- _WHAT YOU ARE ASKED TO DO_
Keep only those lines of the records that include the string "Families".

- _RECORDS_
========================================

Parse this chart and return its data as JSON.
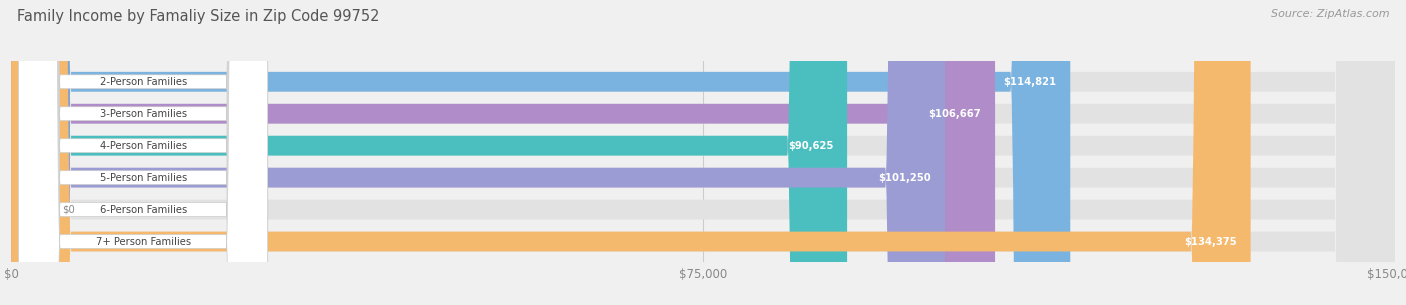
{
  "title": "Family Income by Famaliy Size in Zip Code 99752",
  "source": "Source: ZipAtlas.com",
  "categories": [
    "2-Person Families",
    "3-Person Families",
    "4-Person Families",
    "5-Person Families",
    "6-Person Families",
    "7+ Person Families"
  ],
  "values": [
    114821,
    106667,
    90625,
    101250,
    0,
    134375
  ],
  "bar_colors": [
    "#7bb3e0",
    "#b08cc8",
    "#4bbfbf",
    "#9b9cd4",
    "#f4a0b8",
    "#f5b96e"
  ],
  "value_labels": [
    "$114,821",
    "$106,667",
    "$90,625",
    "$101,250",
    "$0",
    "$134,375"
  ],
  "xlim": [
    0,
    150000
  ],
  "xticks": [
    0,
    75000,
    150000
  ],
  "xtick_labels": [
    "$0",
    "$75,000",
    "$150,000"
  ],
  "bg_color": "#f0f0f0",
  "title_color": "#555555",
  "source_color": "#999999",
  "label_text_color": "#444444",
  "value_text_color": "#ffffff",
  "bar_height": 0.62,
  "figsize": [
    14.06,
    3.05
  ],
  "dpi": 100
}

========================================

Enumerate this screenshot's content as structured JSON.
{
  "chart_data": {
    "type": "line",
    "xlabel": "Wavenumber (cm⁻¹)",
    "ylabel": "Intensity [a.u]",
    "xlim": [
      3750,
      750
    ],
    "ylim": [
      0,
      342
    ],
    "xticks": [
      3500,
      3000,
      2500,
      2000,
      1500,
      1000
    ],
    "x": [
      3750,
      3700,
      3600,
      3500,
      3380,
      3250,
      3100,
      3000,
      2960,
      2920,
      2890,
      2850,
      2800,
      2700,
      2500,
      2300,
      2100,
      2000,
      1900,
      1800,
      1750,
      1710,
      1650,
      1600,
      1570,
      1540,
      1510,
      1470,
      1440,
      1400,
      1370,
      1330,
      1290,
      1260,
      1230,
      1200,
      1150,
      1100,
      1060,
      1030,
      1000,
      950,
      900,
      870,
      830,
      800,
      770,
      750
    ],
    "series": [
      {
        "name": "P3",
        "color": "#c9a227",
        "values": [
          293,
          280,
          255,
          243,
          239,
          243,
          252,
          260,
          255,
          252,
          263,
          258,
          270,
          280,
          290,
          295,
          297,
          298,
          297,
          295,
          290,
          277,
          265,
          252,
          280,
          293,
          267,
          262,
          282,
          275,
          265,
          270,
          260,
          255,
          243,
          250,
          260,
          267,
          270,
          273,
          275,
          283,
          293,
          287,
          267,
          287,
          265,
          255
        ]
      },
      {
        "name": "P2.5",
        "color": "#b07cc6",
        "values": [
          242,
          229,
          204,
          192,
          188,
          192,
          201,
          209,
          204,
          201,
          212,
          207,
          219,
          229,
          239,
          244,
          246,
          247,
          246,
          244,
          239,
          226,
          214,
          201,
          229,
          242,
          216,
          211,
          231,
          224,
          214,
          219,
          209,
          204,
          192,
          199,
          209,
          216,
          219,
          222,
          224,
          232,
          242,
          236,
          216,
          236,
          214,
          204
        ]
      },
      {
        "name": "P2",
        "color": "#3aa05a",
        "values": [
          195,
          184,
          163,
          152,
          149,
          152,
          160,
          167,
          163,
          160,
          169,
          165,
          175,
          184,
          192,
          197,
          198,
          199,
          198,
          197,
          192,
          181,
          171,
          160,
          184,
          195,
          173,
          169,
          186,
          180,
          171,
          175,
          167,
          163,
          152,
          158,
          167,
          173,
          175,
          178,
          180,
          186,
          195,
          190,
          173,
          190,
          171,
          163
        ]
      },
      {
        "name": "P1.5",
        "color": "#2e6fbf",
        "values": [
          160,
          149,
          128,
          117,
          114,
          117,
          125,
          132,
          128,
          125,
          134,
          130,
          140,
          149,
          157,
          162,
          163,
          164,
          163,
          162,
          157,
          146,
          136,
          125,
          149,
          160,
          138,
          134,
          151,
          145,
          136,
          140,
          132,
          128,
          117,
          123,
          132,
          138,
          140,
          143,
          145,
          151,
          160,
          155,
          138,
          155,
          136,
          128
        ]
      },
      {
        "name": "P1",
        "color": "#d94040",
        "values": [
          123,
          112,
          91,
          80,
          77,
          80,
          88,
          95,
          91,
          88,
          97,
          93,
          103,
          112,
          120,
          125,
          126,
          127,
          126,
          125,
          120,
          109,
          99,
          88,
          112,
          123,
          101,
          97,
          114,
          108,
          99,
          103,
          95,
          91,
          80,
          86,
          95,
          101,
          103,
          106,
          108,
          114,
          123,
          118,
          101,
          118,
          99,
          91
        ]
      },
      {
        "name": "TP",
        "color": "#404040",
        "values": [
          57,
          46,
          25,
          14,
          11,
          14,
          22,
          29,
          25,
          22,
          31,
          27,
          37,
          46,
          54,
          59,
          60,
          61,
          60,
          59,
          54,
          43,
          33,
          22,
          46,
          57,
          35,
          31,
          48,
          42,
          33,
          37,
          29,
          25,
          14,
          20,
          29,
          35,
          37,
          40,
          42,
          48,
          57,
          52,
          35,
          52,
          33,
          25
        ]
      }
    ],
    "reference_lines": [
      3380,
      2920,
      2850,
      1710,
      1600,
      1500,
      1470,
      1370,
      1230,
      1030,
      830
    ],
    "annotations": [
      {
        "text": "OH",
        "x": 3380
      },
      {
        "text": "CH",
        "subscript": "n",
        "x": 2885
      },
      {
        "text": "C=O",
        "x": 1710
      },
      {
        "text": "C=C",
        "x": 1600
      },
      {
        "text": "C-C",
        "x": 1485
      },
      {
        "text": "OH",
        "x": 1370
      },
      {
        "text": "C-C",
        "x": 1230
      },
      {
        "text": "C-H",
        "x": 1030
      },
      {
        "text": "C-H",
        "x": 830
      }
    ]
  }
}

========================================

- _WRITTEN ANSWER_
    "2-Person Families",
    "3-Person Families",
    "4-Person Families",
    "5-Person Families",
    "6-Person Families",
    "7+ Person Families"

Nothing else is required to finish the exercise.